= WRITTEN EXERCISE =
Exclude the pictures, then repeat the remaining data exactly.

= MATERIAL =
########

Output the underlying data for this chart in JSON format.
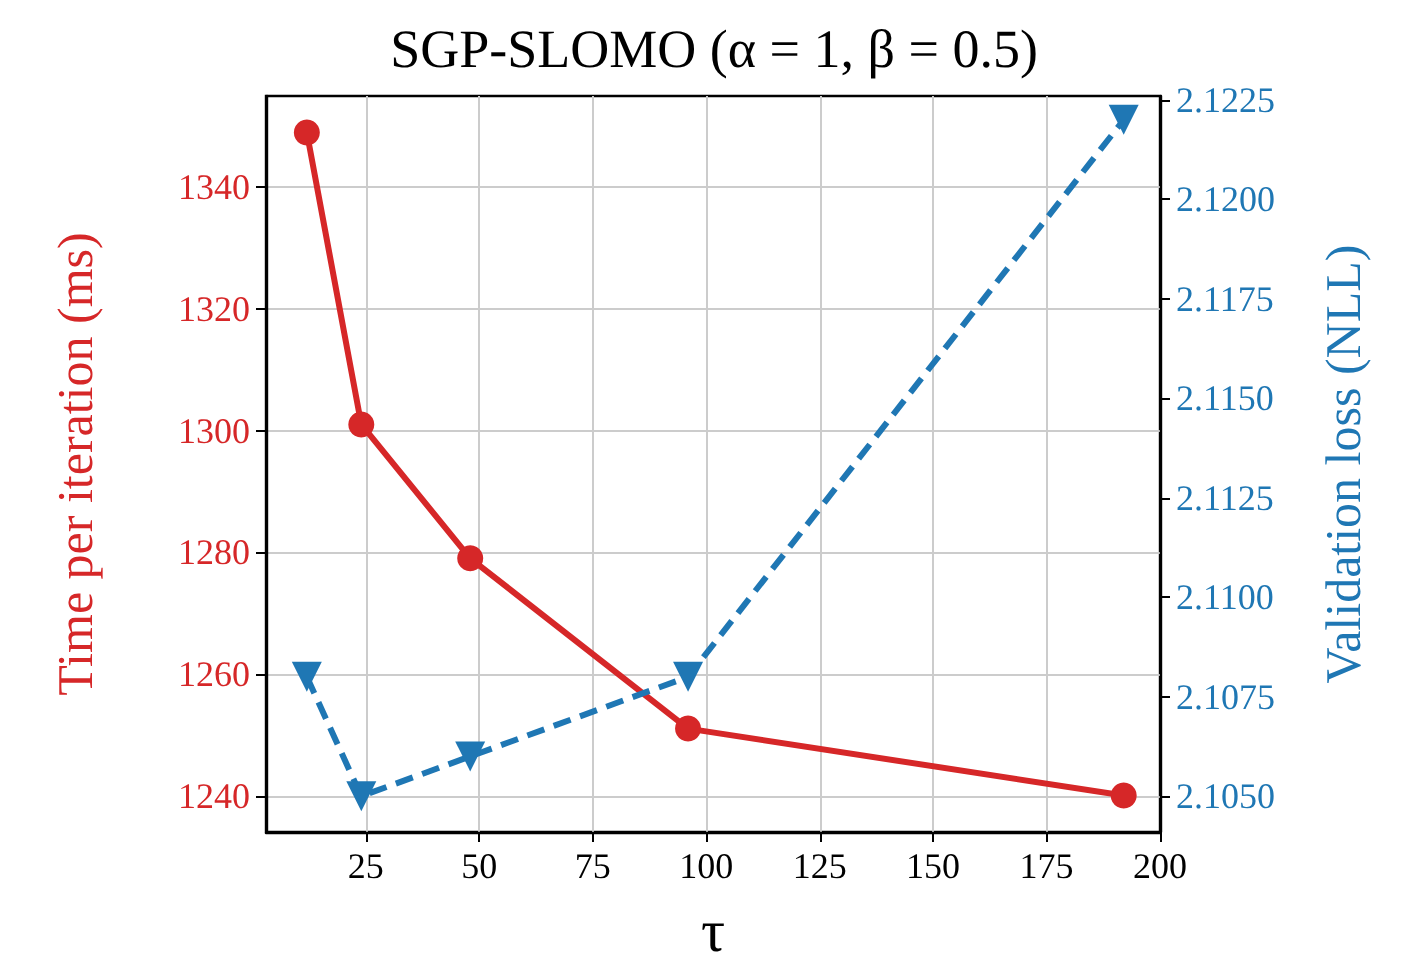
{
  "chart_data": {
    "type": "line",
    "title": "SGP-SLOMO (α = 1, β = 0.5)",
    "xlabel": "τ",
    "ylabel": "Time per iteration (ms)",
    "y2label": "Validation loss (NLL)",
    "x": [
      12,
      24,
      48,
      96,
      192
    ],
    "series": [
      {
        "color": "#d62728",
        "values": [
          1349,
          1301,
          1279,
          1251,
          1240
        ],
        "marker": "circle",
        "line_style": "solid"
      },
      {
        "color": "#1f77b4",
        "values": [
          2.108,
          2.105,
          2.106,
          2.108,
          2.122
        ],
        "axis": "y2",
        "marker": "triangle-down",
        "line_style": "dashed"
      }
    ],
    "xlim": [
      3,
      200
    ],
    "xticks": [
      25,
      50,
      75,
      100,
      125,
      150,
      175,
      200
    ],
    "ylim": [
      1234,
      1355
    ],
    "yticks": [
      1240,
      1260,
      1280,
      1300,
      1320,
      1340
    ],
    "y2lim": [
      2.1041,
      2.1226
    ],
    "y2ticks": [
      {
        "value": 2.105,
        "label": "2.1050"
      },
      {
        "value": 2.1075,
        "label": "2.1075"
      },
      {
        "value": 2.11,
        "label": "2.1100"
      },
      {
        "value": 2.1125,
        "label": "2.1125"
      },
      {
        "value": 2.115,
        "label": "2.1150"
      },
      {
        "value": 2.1175,
        "label": "2.1175"
      },
      {
        "value": 2.12,
        "label": "2.1200"
      },
      {
        "value": 2.1225,
        "label": "2.1225"
      }
    ],
    "grid": true
  }
}
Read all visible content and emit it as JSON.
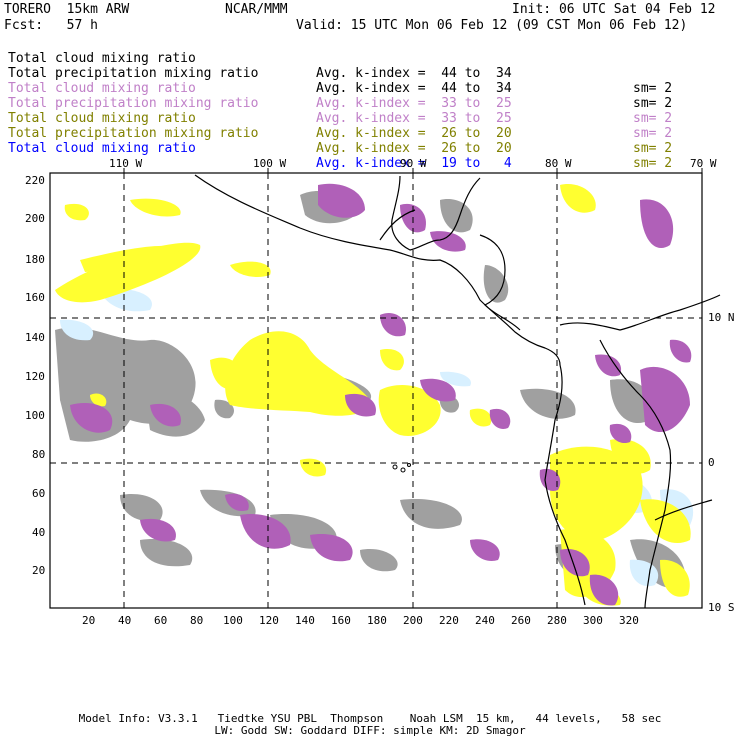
{
  "header": {
    "model": "TORERO  15km ARW",
    "org": "NCAR/MMM",
    "init": "Init: 06 UTC Sat 04 Feb 12",
    "fcst": "Fcst:   57 h",
    "valid": "Valid: 15 UTC Mon 06 Feb 12 (09 CST Mon 06 Feb 12)"
  },
  "legend": [
    {
      "name": "Total cloud mixing ratio",
      "avg": "Avg. k-index =  44 to  34",
      "sm": "sm= 2",
      "color": "#000000"
    },
    {
      "name": "Total precipitation mixing ratio",
      "avg": "Avg. k-index =  44 to  34",
      "sm": "sm= 2",
      "color": "#000000"
    },
    {
      "name": "Total cloud mixing ratio",
      "avg": "Avg. k-index =  33 to  25",
      "sm": "sm= 2",
      "color": "#c080c8"
    },
    {
      "name": "Total precipitation mixing ratio",
      "avg": "Avg. k-index =  33 to  25",
      "sm": "sm= 2",
      "color": "#c080c8"
    },
    {
      "name": "Total cloud mixing ratio",
      "avg": "Avg. k-index =  26 to  20",
      "sm": "sm= 2",
      "color": "#808000"
    },
    {
      "name": "Total precipitation mixing ratio",
      "avg": "Avg. k-index =  26 to  20",
      "sm": "sm= 2",
      "color": "#808000"
    },
    {
      "name": "Total cloud mixing ratio",
      "avg": "Avg. k-index =  19 to   4",
      "sm": "",
      "color": "#0000ff"
    }
  ],
  "map": {
    "lon_labels": [
      "110 W",
      "100 W",
      "90 W",
      "80 W",
      "70 W"
    ],
    "lat_labels": [
      "10 N",
      "0",
      "10 S"
    ],
    "x_ticks": [
      "20",
      "40",
      "60",
      "80",
      "100",
      "120",
      "140",
      "160",
      "180",
      "200",
      "220",
      "240",
      "260",
      "280",
      "300",
      "320"
    ],
    "y_ticks": [
      "220",
      "200",
      "180",
      "160",
      "140",
      "120",
      "100",
      "80",
      "60",
      "40",
      "20"
    ],
    "colors": {
      "gray": "#a0a0a0",
      "purple": "#b060b8",
      "yellow": "#ffff30",
      "lightblue": "#d8f0ff",
      "grid": "#000000"
    }
  },
  "footer": {
    "line1": "Model Info: V3.3.1   Tiedtke YSU PBL  Thompson    Noah LSM  15 km,   44 levels,   58 sec",
    "line2": "LW: Godd SW: Goddard DIFF: simple KM: 2D Smagor"
  }
}
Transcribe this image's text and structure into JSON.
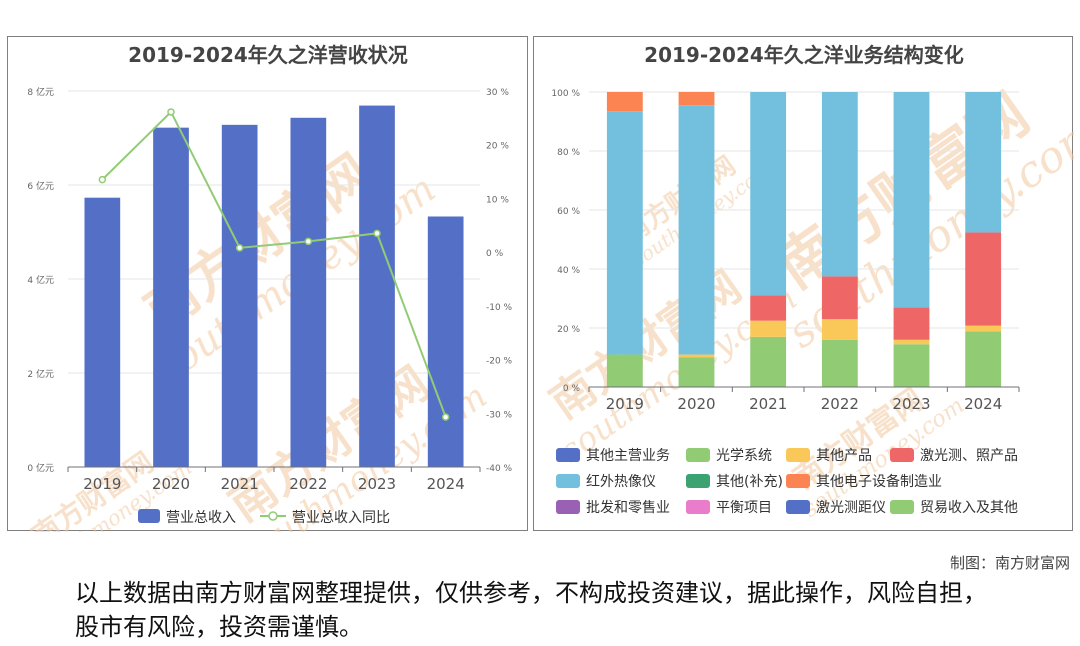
{
  "credit": "制图：南方财富网",
  "disclaimer": "以上数据由南方财富网整理提供，仅供参考，不构成投资建议，据此操作，风险自担，股市有风险，投资需谨慎。",
  "watermark": {
    "cn": "南方财富网",
    "en": "southmoney.com",
    "color": "#f3c9a0"
  },
  "chart_data": [
    {
      "type": "bar",
      "title": "2019-2024年久之洋营收状况",
      "categories": [
        "2019",
        "2020",
        "2021",
        "2022",
        "2023",
        "2024"
      ],
      "y_left": {
        "ticks": [
          "0 亿元",
          "2 亿元",
          "4 亿元",
          "6 亿元",
          "8 亿元"
        ],
        "range": [
          0,
          8
        ]
      },
      "y_right": {
        "ticks": [
          "-40 %",
          "-30 %",
          "-20 %",
          "-10 %",
          "0 %",
          "10 %",
          "20 %",
          "30 %"
        ],
        "range": [
          -40,
          30
        ]
      },
      "series": [
        {
          "name": "营业总收入",
          "kind": "bar",
          "axis": "left",
          "color": "#5470c6",
          "values": [
            5.73,
            7.22,
            7.28,
            7.43,
            7.69,
            5.33
          ]
        },
        {
          "name": "营业总收入同比",
          "kind": "line",
          "axis": "right",
          "color": "#91cc75",
          "values": [
            13.5,
            26.1,
            0.8,
            2.0,
            3.5,
            -30.7
          ]
        }
      ],
      "legend_position": "bottom",
      "grid": true
    },
    {
      "type": "bar",
      "stacked": true,
      "title": "2019-2024年久之洋业务结构变化",
      "categories": [
        "2019",
        "2020",
        "2021",
        "2022",
        "2023",
        "2024"
      ],
      "y_ticks": [
        "0 %",
        "20 %",
        "40 %",
        "60 %",
        "80 %",
        "100 %"
      ],
      "ylim": [
        0,
        100
      ],
      "legend": [
        {
          "name": "其他主营业务",
          "color": "#5470c6"
        },
        {
          "name": "光学系统",
          "color": "#91cc75"
        },
        {
          "name": "其他产品",
          "color": "#fac858"
        },
        {
          "name": "激光测、照产品",
          "color": "#ee6666"
        },
        {
          "name": "红外热像仪",
          "color": "#73c0de"
        },
        {
          "name": "其他(补充)",
          "color": "#3ba272"
        },
        {
          "name": "其他电子设备制造业",
          "color": "#fc8452"
        },
        {
          "name": "批发和零售业",
          "color": "#9a60b4"
        },
        {
          "name": "平衡项目",
          "color": "#ea7ccc"
        },
        {
          "name": "激光测距仪",
          "color": "#5470c6"
        },
        {
          "name": "贸易收入及其他",
          "color": "#91cc75"
        }
      ],
      "stacks": [
        {
          "name": "光学系统",
          "color": "#91cc75",
          "values": [
            11.0,
            10.0,
            17.0,
            16.0,
            14.5,
            18.8
          ]
        },
        {
          "name": "其他产品",
          "color": "#fac858",
          "values": [
            0.0,
            1.0,
            5.5,
            7.0,
            1.5,
            2.0
          ]
        },
        {
          "name": "激光测、照产品",
          "color": "#ee6666",
          "values": [
            0.0,
            0.0,
            8.5,
            14.5,
            11.0,
            31.6
          ]
        },
        {
          "name": "红外热像仪",
          "color": "#73c0de",
          "values": [
            82.5,
            84.5,
            69.0,
            62.5,
            73.0,
            47.6
          ]
        },
        {
          "name": "其他电子设备制造业",
          "color": "#fc8452",
          "values": [
            6.5,
            4.5,
            0.0,
            0.0,
            0.0,
            0.0
          ]
        }
      ],
      "legend_position": "bottom",
      "grid": true
    }
  ]
}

########

= RESPONSE TO THE TASK =
Output the underlying data for this chart in JSON format.
{
  "chart_data": {
    "type": "line",
    "title": "SGP-SLOMO (α = 1, β = 0.5)",
    "xlabel": "τ",
    "ylabel": "Time per iteration (ms)",
    "y2label": "Validation loss (NLL)",
    "x": [
      12,
      24,
      48,
      96,
      192
    ],
    "series": [
      {
        "color": "#d62728",
        "values": [
          1349,
          1301,
          1279,
          1251,
          1240
        ],
        "marker": "circle",
        "line_style": "solid"
      },
      {
        "color": "#1f77b4",
        "values": [
          2.108,
          2.105,
          2.106,
          2.108,
          2.122
        ],
        "axis": "y2",
        "marker": "triangle-down",
        "line_style": "dashed"
      }
    ],
    "xlim": [
      3,
      200
    ],
    "xticks": [
      25,
      50,
      75,
      100,
      125,
      150,
      175,
      200
    ],
    "ylim": [
      1234,
      1355
    ],
    "yticks": [
      1240,
      1260,
      1280,
      1300,
      1320,
      1340
    ],
    "y2lim": [
      2.1041,
      2.1226
    ],
    "y2ticks": [
      {
        "value": 2.105,
        "label": "2.1050"
      },
      {
        "value": 2.1075,
        "label": "2.1075"
      },
      {
        "value": 2.11,
        "label": "2.1100"
      },
      {
        "value": 2.1125,
        "label": "2.1125"
      },
      {
        "value": 2.115,
        "label": "2.1150"
      },
      {
        "value": 2.1175,
        "label": "2.1175"
      },
      {
        "value": 2.12,
        "label": "2.1200"
      },
      {
        "value": 2.1225,
        "label": "2.1225"
      }
    ],
    "grid": true
  }
}
Read all visible content and emit it as JSON.
{
  "header": {
    "model": "TORERO  15km ARW",
    "org": "NCAR/MMM",
    "init": "Init: 06 UTC Sat 04 Feb 12",
    "fcst": "Fcst:   57 h",
    "valid": "Valid: 15 UTC Mon 06 Feb 12 (09 CST Mon 06 Feb 12)"
  },
  "legend": [
    {
      "name": "Total cloud mixing ratio",
      "avg": "Avg. k-index =  44 to  34",
      "sm": "sm= 2",
      "color": "#000000"
    },
    {
      "name": "Total precipitation mixing ratio",
      "avg": "Avg. k-index =  44 to  34",
      "sm": "sm= 2",
      "color": "#000000"
    },
    {
      "name": "Total cloud mixing ratio",
      "avg": "Avg. k-index =  33 to  25",
      "sm": "sm= 2",
      "color": "#c080c8"
    },
    {
      "name": "Total precipitation mixing ratio",
      "avg": "Avg. k-index =  33 to  25",
      "sm": "sm= 2",
      "color": "#c080c8"
    },
    {
      "name": "Total cloud mixing ratio",
      "avg": "Avg. k-index =  26 to  20",
      "sm": "sm= 2",
      "color": "#808000"
    },
    {
      "name": "Total precipitation mixing ratio",
      "avg": "Avg. k-index =  26 to  20",
      "sm": "sm= 2",
      "color": "#808000"
    },
    {
      "name": "Total cloud mixing ratio",
      "avg": "Avg. k-index =  19 to   4",
      "sm": "",
      "color": "#0000ff"
    }
  ],
  "map": {
    "lon_labels": [
      "110 W",
      "100 W",
      "90 W",
      "80 W",
      "70 W"
    ],
    "lat_labels": [
      "10 N",
      "0",
      "10 S"
    ],
    "x_ticks": [
      "20",
      "40",
      "60",
      "80",
      "100",
      "120",
      "140",
      "160",
      "180",
      "200",
      "220",
      "240",
      "260",
      "280",
      "300",
      "320"
    ],
    "y_ticks": [
      "220",
      "200",
      "180",
      "160",
      "140",
      "120",
      "100",
      "80",
      "60",
      "40",
      "20"
    ],
    "colors": {
      "gray": "#a0a0a0",
      "purple": "#b060b8",
      "yellow": "#ffff30",
      "lightblue": "#d8f0ff",
      "grid": "#000000"
    }
  },
  "footer": {
    "line1": "Model Info: V3.3.1   Tiedtke YSU PBL  Thompson    Noah LSM  15 km,   44 levels,   58 sec",
    "line2": "LW: Godd SW: Goddard DIFF: simple KM: 2D Smagor"
  }
}
Transcribe this image's text and structure into JSON.
{
  "credit": "制图：南方财富网",
  "disclaimer": "以上数据由南方财富网整理提供，仅供参考，不构成投资建议，据此操作，风险自担，股市有风险，投资需谨慎。",
  "watermark": {
    "cn": "南方财富网",
    "en": "southmoney.com",
    "color": "#f3c9a0"
  },
  "chart_data": [
    {
      "type": "bar",
      "title": "2019-2024年久之洋营收状况",
      "categories": [
        "2019",
        "2020",
        "2021",
        "2022",
        "2023",
        "2024"
      ],
      "y_left": {
        "ticks": [
          "0 亿元",
          "2 亿元",
          "4 亿元",
          "6 亿元",
          "8 亿元"
        ],
        "range": [
          0,
          8
        ]
      },
      "y_right": {
        "ticks": [
          "-40 %",
          "-30 %",
          "-20 %",
          "-10 %",
          "0 %",
          "10 %",
          "20 %",
          "30 %"
        ],
        "range": [
          -40,
          30
        ]
      },
      "series": [
        {
          "name": "营业总收入",
          "kind": "bar",
          "axis": "left",
          "color": "#5470c6",
          "values": [
            5.73,
            7.22,
            7.28,
            7.43,
            7.69,
            5.33
          ]
        },
        {
          "name": "营业总收入同比",
          "kind": "line",
          "axis": "right",
          "color": "#91cc75",
          "values": [
            13.5,
            26.1,
            0.8,
            2.0,
            3.5,
            -30.7
          ]
        }
      ],
      "legend_position": "bottom",
      "grid": true
    },
    {
      "type": "bar",
      "stacked": true,
      "title": "2019-2024年久之洋业务结构变化",
      "categories": [
        "2019",
        "2020",
        "2021",
        "2022",
        "2023",
        "2024"
      ],
      "y_ticks": [
        "0 %",
        "20 %",
        "40 %",
        "60 %",
        "80 %",
        "100 %"
      ],
      "ylim": [
        0,
        100
      ],
      "legend": [
        {
          "name": "其他主营业务",
          "color": "#5470c6"
        },
        {
          "name": "光学系统",
          "color": "#91cc75"
        },
        {
          "name": "其他产品",
          "color": "#fac858"
        },
        {
          "name": "激光测、照产品",
          "color": "#ee6666"
        },
        {
          "name": "红外热像仪",
          "color": "#73c0de"
        },
        {
          "name": "其他(补充)",
          "color": "#3ba272"
        },
        {
          "name": "其他电子设备制造业",
          "color": "#fc8452"
        },
        {
          "name": "批发和零售业",
          "color": "#9a60b4"
        },
        {
          "name": "平衡项目",
          "color": "#ea7ccc"
        },
        {
          "name": "激光测距仪",
          "color": "#5470c6"
        },
        {
          "name": "贸易收入及其他",
          "color": "#91cc75"
        }
      ],
      "stacks": [
        {
          "name": "光学系统",
          "color": "#91cc75",
          "values": [
            11.0,
            10.0,
            17.0,
            16.0,
            14.5,
            18.8
          ]
        },
        {
          "name": "其他产品",
          "color": "#fac858",
          "values": [
            0.0,
            1.0,
            5.5,
            7.0,
            1.5,
            2.0
          ]
        },
        {
          "name": "激光测、照产品",
          "color": "#ee6666",
          "values": [
            0.0,
            0.0,
            8.5,
            14.5,
            11.0,
            31.6
          ]
        },
        {
          "name": "红外热像仪",
          "color": "#73c0de",
          "values": [
            82.5,
            84.5,
            69.0,
            62.5,
            73.0,
            47.6
          ]
        },
        {
          "name": "其他电子设备制造业",
          "color": "#fc8452",
          "values": [
            6.5,
            4.5,
            0.0,
            0.0,
            0.0,
            0.0
          ]
        }
      ],
      "legend_position": "bottom",
      "grid": true
    }
  ]
}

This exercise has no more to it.